======== INPUT DATA

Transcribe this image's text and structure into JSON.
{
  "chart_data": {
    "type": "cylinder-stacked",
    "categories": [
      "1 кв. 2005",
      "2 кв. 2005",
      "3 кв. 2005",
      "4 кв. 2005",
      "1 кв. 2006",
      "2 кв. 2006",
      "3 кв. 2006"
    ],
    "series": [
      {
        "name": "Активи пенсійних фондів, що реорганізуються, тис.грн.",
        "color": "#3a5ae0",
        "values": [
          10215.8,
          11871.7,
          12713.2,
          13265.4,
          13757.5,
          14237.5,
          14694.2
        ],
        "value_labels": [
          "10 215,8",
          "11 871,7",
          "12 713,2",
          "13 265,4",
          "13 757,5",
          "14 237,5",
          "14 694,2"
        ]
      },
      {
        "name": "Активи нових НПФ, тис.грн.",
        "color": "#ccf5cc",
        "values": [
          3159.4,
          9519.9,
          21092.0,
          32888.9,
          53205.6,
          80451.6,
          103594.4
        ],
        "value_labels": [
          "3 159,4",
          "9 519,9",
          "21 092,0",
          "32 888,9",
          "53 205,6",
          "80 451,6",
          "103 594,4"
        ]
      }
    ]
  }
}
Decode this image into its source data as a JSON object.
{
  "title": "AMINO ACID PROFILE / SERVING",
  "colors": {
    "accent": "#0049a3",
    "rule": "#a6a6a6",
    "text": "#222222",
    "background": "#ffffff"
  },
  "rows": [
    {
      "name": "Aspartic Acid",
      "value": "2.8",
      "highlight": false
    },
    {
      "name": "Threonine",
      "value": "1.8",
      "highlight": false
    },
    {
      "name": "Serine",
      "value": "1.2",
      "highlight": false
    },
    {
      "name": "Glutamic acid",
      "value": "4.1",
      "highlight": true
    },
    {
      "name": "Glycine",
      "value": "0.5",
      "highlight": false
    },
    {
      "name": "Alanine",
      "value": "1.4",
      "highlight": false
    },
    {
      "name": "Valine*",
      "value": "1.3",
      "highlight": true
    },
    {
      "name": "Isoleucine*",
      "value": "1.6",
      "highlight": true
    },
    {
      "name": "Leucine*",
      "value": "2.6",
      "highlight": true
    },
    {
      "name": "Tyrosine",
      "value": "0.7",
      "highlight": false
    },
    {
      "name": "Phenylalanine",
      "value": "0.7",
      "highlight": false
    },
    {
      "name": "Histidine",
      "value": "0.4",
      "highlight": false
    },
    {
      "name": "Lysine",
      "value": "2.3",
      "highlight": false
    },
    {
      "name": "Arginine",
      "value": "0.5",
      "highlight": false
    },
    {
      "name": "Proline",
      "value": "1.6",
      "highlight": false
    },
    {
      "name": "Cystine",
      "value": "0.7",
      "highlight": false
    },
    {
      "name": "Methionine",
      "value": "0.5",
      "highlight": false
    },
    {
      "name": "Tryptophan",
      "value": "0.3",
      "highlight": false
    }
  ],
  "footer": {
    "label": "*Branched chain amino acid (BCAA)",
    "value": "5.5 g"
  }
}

================

__WHAT THE TASK ASKS__: Each record above should be returned exactly as it appears.

__SOLUTION TO THIS PROBLEM__:
Transcribe this image's text and structure into JSON.
{
  "chart_data": {
    "type": "cylinder-stacked",
    "categories": [
      "1 кв. 2005",
      "2 кв. 2005",
      "3 кв. 2005",
      "4 кв. 2005",
      "1 кв. 2006",
      "2 кв. 2006",
      "3 кв. 2006"
    ],
    "series": [
      {
        "name": "Активи пенсійних фондів, що реорганізуються, тис.грн.",
        "color": "#3a5ae0",
        "values": [
          10215.8,
          11871.7,
          12713.2,
          13265.4,
          13757.5,
          14237.5,
          14694.2
        ],
        "value_labels": [
          "10 215,8",
          "11 871,7",
          "12 713,2",
          "13 265,4",
          "13 757,5",
          "14 237,5",
          "14 694,2"
        ]
      },
      {
        "name": "Активи нових НПФ, тис.грн.",
        "color": "#ccf5cc",
        "values": [
          3159.4,
          9519.9,
          21092.0,
          32888.9,
          53205.6,
          80451.6,
          103594.4
        ],
        "value_labels": [
          "3 159,4",
          "9 519,9",
          "21 092,0",
          "32 888,9",
          "53 205,6",
          "80 451,6",
          "103 594,4"
        ]
      }
    ]
  }
}
Decode this image into its source data as a JSON object.
{
  "title": "AMINO ACID PROFILE / SERVING",
  "colors": {
    "accent": "#0049a3",
    "rule": "#a6a6a6",
    "text": "#222222",
    "background": "#ffffff"
  },
  "rows": [
    {
      "name": "Aspartic Acid",
      "value": "2.8",
      "highlight": false
    },
    {
      "name": "Threonine",
      "value": "1.8",
      "highlight": false
    },
    {
      "name": "Serine",
      "value": "1.2",
      "highlight": false
    },
    {
      "name": "Glutamic acid",
      "value": "4.1",
      "highlight": true
    },
    {
      "name": "Glycine",
      "value": "0.5",
      "highlight": false
    },
    {
      "name": "Alanine",
      "value": "1.4",
      "highlight": false
    },
    {
      "name": "Valine*",
      "value": "1.3",
      "highlight": true
    },
    {
      "name": "Isoleucine*",
      "value": "1.6",
      "highlight": true
    },
    {
      "name": "Leucine*",
      "value": "2.6",
      "highlight": true
    },
    {
      "name": "Tyrosine",
      "value": "0.7",
      "highlight": false
    },
    {
      "name": "Phenylalanine",
      "value": "0.7",
      "highlight": false
    },
    {
      "name": "Histidine",
      "value": "0.4",
      "highlight": false
    },
    {
      "name": "Lysine",
      "value": "2.3",
      "highlight": false
    },
    {
      "name": "Arginine",
      "value": "0.5",
      "highlight": false
    },
    {
      "name": "Proline",
      "value": "1.6",
      "highlight": false
    },
    {
      "name": "Cystine",
      "value": "0.7",
      "highlight": false
    },
    {
      "name": "Methionine",
      "value": "0.5",
      "highlight": false
    },
    {
      "name": "Tryptophan",
      "value": "0.3",
      "highlight": false
    }
  ],
  "footer": {
    "label": "*Branched chain amino acid (BCAA)",
    "value": "5.5 g"
  }
}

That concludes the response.